In your copy, include every line of the listing below exactly but none of the pictures.

Listed records —
^^^^^^^^^^^^^^^^
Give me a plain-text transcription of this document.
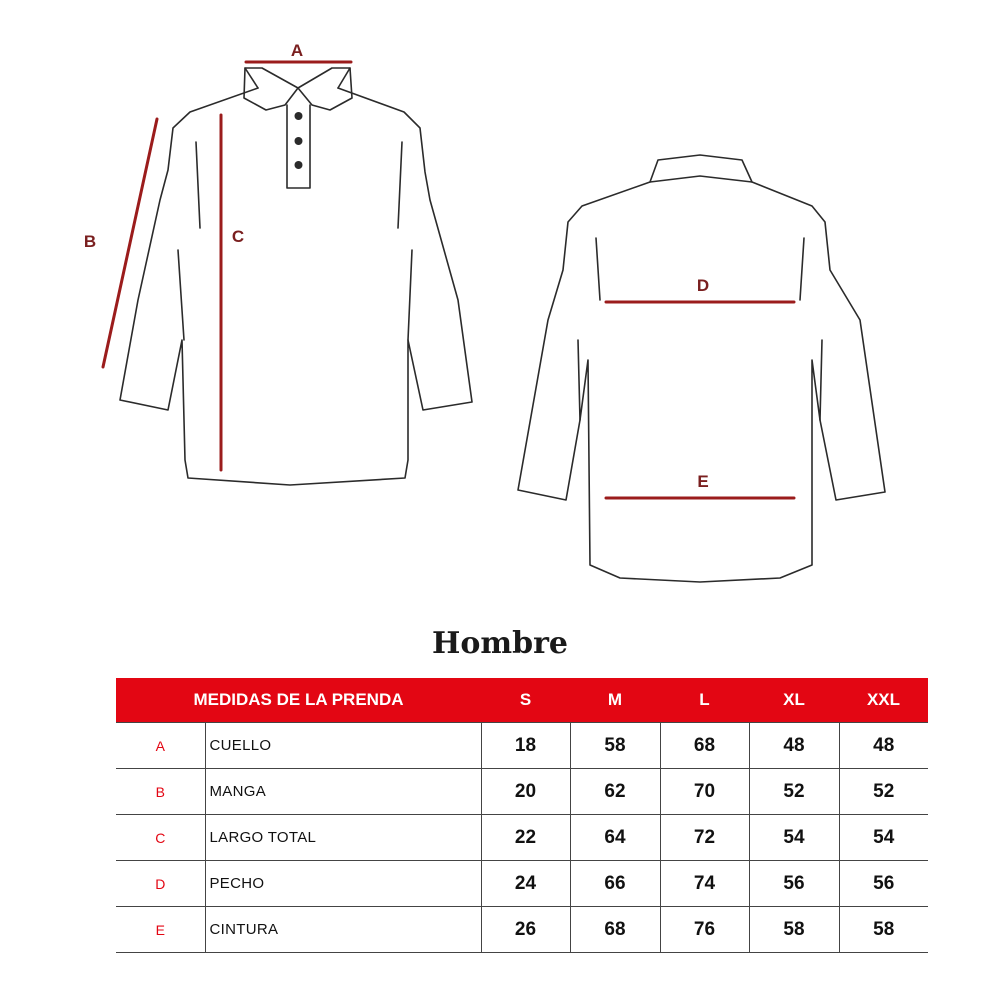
A
B	C
D
E
Hombre
MEDIDAS DE LA PRENDA		S	M	L	XL	XXL
A	CUELLO	18	58	68	48	48
B	MANGA	20	62	70	52	52
C	LARGO TOTAL	22	64	72	54	54
D	PECHO	24	66	74	56	56
E	CINTURA	26	68	76	58	58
^^^^^^^^^^^^^^^^
Finished answer —
Give me a plain-text transcription of this document.
A
B	C
D
E
Hombre
MEDIDAS DE LA PRENDA		S	M	L	XL	XXL
A	CUELLO	18	58	68	48	48
B	MANGA	20	62	70	52	52
C	LARGO TOTAL	22	64	72	54	54
D	PECHO	24	66	74	56	56
E	CINTURA	26	68	76	58	58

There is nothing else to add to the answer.